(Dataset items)
-- Begin --
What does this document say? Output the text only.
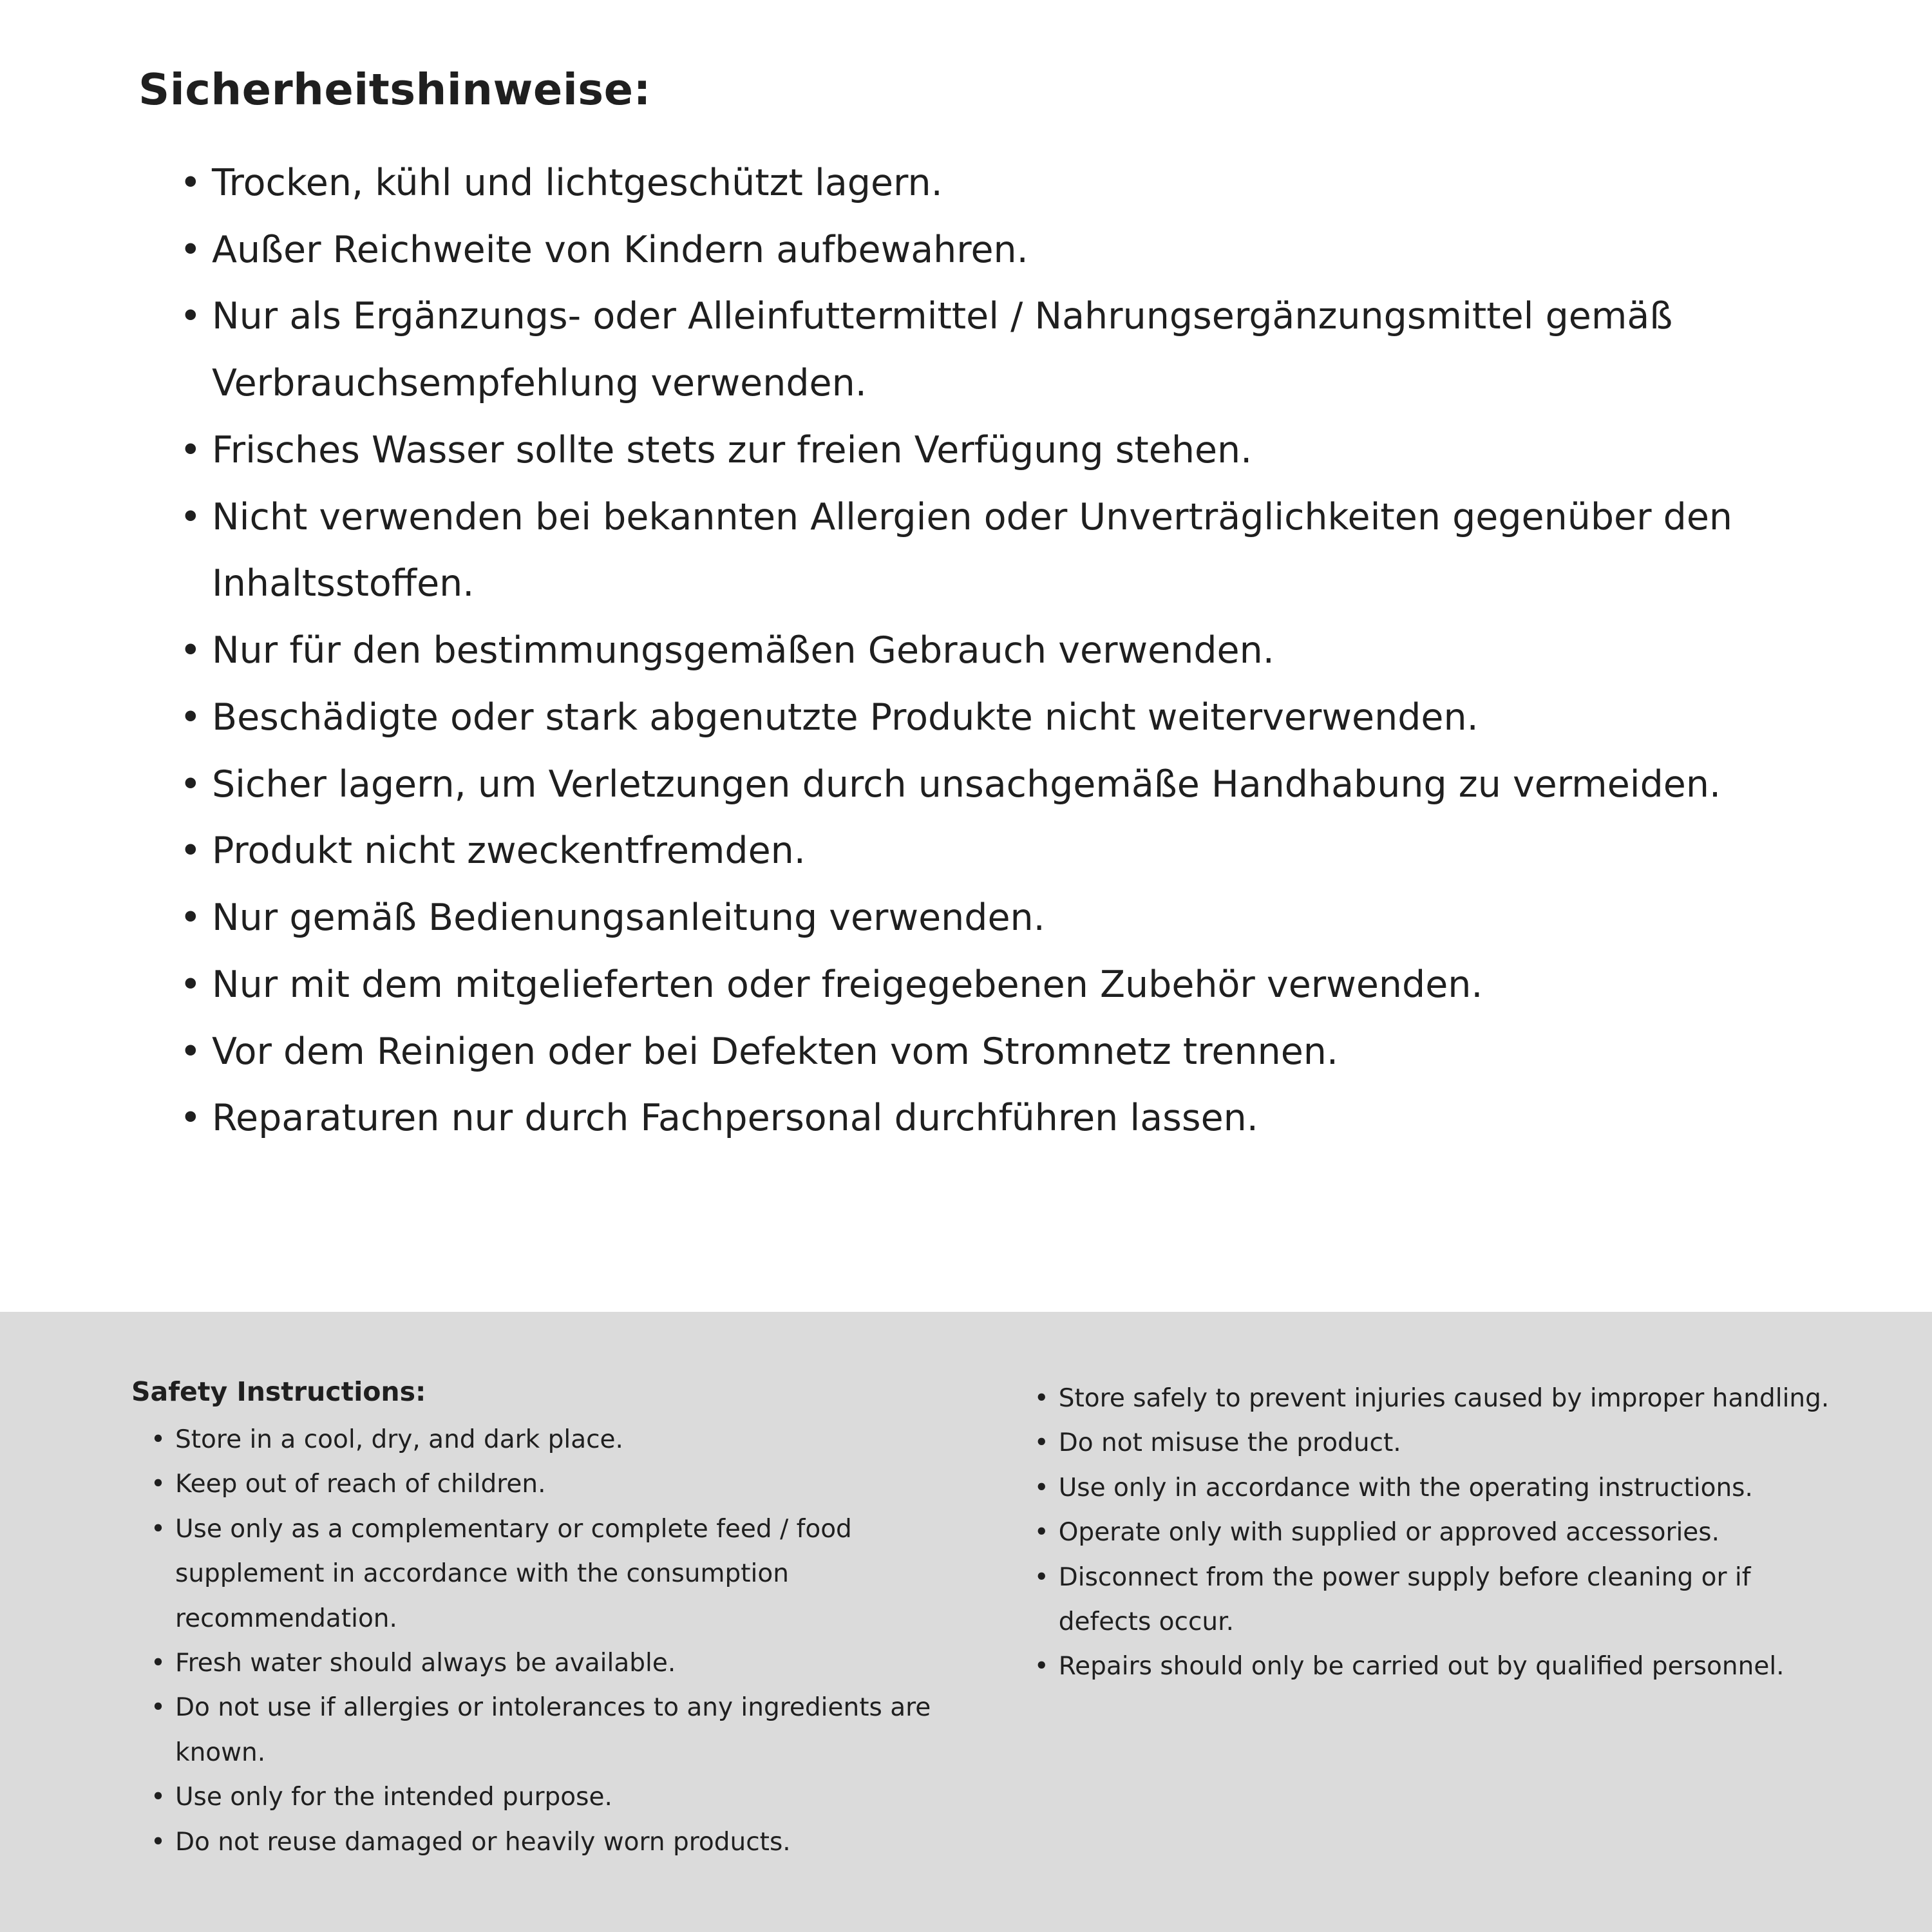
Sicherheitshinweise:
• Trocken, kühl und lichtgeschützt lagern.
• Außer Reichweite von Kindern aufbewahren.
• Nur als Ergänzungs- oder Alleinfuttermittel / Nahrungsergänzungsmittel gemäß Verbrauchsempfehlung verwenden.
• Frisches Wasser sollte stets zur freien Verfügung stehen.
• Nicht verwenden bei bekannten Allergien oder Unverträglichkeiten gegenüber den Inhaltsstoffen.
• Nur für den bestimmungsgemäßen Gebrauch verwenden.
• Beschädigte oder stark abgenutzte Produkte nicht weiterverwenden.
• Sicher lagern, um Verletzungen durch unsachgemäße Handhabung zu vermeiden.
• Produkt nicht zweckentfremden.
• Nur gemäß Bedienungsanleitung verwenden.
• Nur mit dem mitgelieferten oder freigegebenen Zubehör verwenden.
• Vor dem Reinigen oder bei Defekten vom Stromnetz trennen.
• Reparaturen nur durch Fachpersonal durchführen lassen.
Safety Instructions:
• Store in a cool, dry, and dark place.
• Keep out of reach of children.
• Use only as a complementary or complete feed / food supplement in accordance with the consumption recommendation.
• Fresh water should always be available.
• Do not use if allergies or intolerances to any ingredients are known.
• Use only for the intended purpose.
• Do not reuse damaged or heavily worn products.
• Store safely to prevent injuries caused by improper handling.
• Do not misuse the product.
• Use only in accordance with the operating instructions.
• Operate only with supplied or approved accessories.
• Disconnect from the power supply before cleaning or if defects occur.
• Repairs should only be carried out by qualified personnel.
-- End --
Go through the data and gather every line that holds "Store".

*RESPONSE*.
• Store in a cool, dry, and dark place.
• Store safely to prevent injuries caused by improper handling.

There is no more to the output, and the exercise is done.